== Do this ==
Copy the items exactly, from the first line through the line containing "text: 3.95 — [452, 250, 476, 258]", including that line.
##### Input for this task
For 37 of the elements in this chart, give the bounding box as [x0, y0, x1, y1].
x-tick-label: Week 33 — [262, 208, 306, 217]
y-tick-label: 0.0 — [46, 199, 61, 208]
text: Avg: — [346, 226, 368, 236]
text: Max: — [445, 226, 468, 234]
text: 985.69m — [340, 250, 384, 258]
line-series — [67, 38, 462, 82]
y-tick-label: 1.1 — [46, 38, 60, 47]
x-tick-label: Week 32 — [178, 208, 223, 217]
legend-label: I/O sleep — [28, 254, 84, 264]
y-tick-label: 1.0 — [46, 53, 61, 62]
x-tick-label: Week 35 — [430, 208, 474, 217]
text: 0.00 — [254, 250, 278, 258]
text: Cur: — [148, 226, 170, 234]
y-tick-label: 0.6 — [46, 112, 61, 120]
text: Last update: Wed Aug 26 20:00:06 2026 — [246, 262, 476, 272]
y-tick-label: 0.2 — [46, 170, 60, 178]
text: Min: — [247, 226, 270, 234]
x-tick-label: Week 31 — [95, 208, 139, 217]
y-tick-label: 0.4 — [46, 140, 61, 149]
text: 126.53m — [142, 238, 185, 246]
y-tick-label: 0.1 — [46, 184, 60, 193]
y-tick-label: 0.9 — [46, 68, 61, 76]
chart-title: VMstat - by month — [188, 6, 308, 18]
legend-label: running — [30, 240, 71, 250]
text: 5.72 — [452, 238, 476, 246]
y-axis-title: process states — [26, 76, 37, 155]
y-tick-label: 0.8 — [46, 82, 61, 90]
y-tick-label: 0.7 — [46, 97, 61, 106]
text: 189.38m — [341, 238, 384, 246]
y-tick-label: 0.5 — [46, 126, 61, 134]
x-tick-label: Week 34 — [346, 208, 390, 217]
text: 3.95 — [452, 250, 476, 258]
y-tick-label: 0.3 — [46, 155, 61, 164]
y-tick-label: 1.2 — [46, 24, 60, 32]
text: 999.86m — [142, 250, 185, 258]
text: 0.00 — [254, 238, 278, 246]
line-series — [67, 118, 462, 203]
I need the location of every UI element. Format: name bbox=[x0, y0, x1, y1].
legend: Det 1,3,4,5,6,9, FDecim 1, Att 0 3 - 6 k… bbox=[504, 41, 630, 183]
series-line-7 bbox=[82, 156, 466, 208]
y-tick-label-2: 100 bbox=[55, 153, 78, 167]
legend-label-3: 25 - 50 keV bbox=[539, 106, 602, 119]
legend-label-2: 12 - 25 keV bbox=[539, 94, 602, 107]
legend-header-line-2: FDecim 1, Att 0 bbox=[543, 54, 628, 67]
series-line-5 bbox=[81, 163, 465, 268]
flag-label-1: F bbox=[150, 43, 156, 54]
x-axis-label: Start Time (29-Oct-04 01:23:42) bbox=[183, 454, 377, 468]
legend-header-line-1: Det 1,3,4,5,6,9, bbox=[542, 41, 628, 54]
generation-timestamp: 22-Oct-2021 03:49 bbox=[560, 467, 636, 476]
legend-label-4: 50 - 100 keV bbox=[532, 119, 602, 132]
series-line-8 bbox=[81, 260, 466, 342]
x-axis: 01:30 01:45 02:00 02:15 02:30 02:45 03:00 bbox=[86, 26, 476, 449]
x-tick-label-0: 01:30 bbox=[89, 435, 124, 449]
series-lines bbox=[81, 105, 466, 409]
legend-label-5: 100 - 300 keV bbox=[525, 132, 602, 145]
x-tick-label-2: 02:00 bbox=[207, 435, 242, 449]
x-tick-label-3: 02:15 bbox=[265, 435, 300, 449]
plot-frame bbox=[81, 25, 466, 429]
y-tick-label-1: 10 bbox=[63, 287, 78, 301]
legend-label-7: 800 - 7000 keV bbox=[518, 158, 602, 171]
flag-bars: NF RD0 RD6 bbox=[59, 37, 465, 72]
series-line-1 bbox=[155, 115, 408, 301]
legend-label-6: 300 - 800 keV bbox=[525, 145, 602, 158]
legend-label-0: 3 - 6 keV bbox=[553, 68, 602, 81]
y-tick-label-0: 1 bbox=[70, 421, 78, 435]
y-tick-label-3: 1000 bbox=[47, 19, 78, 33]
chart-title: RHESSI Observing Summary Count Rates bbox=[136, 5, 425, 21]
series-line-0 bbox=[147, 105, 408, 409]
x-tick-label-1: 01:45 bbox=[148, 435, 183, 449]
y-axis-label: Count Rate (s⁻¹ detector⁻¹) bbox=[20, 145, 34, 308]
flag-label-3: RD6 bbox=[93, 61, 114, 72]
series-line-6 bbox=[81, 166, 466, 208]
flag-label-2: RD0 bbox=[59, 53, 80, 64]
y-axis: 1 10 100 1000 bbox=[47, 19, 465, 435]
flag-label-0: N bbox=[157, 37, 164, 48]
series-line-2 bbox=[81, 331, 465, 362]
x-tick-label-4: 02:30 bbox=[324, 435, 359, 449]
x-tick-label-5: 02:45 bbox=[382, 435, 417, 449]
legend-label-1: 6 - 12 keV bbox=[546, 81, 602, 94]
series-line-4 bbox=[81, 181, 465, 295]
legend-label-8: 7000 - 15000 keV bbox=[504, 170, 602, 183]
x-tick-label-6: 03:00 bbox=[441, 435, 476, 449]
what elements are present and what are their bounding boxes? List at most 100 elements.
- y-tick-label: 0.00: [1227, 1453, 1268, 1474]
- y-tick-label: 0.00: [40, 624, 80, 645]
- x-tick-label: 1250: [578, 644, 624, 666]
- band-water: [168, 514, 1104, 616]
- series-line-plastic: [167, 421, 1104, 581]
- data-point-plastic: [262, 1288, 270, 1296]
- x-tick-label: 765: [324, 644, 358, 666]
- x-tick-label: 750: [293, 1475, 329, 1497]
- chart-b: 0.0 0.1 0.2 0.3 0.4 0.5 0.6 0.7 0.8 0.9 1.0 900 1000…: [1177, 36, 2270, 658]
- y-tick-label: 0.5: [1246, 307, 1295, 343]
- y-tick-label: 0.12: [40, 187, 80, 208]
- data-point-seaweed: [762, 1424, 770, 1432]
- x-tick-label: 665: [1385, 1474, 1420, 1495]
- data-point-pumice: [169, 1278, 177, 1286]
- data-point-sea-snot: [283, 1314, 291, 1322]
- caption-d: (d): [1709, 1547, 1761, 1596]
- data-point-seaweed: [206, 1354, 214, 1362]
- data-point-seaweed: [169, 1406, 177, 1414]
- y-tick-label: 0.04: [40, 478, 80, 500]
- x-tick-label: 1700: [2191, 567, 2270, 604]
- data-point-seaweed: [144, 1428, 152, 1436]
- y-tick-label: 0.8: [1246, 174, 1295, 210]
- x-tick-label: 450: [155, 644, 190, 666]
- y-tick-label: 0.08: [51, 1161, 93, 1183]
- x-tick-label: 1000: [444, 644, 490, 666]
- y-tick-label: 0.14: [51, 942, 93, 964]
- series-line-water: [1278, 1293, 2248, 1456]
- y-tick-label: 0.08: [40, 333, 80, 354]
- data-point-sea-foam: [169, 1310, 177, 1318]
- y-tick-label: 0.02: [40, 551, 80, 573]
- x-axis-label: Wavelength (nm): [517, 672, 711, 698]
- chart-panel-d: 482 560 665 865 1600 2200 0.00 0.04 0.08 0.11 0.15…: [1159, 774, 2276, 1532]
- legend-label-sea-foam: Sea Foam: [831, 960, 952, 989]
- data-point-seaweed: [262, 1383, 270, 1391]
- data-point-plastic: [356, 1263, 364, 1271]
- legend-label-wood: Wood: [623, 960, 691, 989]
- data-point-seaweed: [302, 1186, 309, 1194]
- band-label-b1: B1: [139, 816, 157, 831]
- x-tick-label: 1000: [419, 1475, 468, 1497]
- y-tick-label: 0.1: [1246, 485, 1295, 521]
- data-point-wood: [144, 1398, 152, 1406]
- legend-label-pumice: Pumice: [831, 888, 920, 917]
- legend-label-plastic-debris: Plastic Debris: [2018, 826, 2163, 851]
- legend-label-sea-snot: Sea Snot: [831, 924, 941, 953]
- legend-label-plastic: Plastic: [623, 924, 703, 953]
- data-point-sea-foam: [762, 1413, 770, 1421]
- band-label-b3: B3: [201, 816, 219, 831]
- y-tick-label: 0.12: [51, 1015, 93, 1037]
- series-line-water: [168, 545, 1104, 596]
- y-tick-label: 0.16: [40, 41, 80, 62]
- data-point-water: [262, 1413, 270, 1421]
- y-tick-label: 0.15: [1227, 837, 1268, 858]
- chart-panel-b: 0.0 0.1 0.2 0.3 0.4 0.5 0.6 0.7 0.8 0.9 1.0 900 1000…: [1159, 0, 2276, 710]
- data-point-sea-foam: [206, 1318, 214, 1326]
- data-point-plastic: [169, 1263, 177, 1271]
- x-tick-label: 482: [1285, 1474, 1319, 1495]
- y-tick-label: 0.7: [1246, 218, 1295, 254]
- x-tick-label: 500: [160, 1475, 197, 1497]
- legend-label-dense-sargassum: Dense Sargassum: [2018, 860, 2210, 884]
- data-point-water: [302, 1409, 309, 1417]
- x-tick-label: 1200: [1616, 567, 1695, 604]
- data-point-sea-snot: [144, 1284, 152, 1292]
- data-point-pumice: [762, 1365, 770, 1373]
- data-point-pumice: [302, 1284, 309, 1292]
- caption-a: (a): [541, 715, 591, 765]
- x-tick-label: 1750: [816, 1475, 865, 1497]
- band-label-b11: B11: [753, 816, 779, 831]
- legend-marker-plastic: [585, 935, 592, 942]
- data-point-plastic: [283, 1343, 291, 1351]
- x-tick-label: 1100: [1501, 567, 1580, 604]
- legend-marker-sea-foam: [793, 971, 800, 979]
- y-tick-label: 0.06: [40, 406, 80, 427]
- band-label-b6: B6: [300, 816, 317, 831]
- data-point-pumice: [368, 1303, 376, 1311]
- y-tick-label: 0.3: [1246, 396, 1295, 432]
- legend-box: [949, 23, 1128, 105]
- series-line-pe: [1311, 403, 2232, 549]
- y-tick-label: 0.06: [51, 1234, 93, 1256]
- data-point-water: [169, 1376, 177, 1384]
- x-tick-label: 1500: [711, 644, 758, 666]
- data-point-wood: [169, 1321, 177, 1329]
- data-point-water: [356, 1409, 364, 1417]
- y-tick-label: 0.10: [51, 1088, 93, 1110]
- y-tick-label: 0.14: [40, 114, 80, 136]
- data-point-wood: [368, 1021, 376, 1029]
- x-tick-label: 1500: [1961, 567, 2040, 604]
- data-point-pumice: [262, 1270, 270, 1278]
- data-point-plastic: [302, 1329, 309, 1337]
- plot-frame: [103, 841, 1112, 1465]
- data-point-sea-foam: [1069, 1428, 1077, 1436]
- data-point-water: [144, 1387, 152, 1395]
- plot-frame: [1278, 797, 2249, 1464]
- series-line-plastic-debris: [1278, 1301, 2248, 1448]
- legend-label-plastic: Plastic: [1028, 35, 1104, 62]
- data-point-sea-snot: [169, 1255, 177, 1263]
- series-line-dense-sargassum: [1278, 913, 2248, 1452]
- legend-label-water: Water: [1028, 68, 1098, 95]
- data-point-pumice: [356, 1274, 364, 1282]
##########
== The result ==
For 37 of the elements in this chart, give the bounding box as [x0, y0, x1, y1].
x-tick-label: Week 33 — [262, 208, 306, 217]
y-tick-label: 0.0 — [46, 199, 61, 208]
text: Avg: — [346, 226, 368, 236]
text: Max: — [445, 226, 468, 234]
text: 985.69m — [340, 250, 384, 258]
line-series — [67, 38, 462, 82]
y-tick-label: 1.1 — [46, 38, 60, 47]
x-tick-label: Week 32 — [178, 208, 223, 217]
legend-label: I/O sleep — [28, 254, 84, 264]
y-tick-label: 1.0 — [46, 53, 61, 62]
x-tick-label: Week 35 — [430, 208, 474, 217]
text: 0.00 — [254, 250, 278, 258]
text: Cur: — [148, 226, 170, 234]
y-tick-label: 0.6 — [46, 112, 61, 120]
text: Last update: Wed Aug 26 20:00:06 2026 — [246, 262, 476, 272]
y-tick-label: 0.2 — [46, 170, 60, 178]
text: Min: — [247, 226, 270, 234]
x-tick-label: Week 31 — [95, 208, 139, 217]
y-tick-label: 0.4 — [46, 140, 61, 149]
text: 126.53m — [142, 238, 185, 246]
y-tick-label: 0.1 — [46, 184, 60, 193]
y-tick-label: 0.9 — [46, 68, 61, 76]
chart-title: VMstat - by month — [188, 6, 308, 18]
legend-label: running — [30, 240, 71, 250]
text: 5.72 — [452, 238, 476, 246]
y-axis-title: process states — [26, 76, 37, 155]
y-tick-label: 0.8 — [46, 82, 61, 90]
y-tick-label: 0.7 — [46, 97, 61, 106]
text: 189.38m — [341, 238, 384, 246]
y-tick-label: 0.5 — [46, 126, 61, 134]
x-tick-label: Week 34 — [346, 208, 390, 217]
text: 3.95 — [452, 250, 476, 258]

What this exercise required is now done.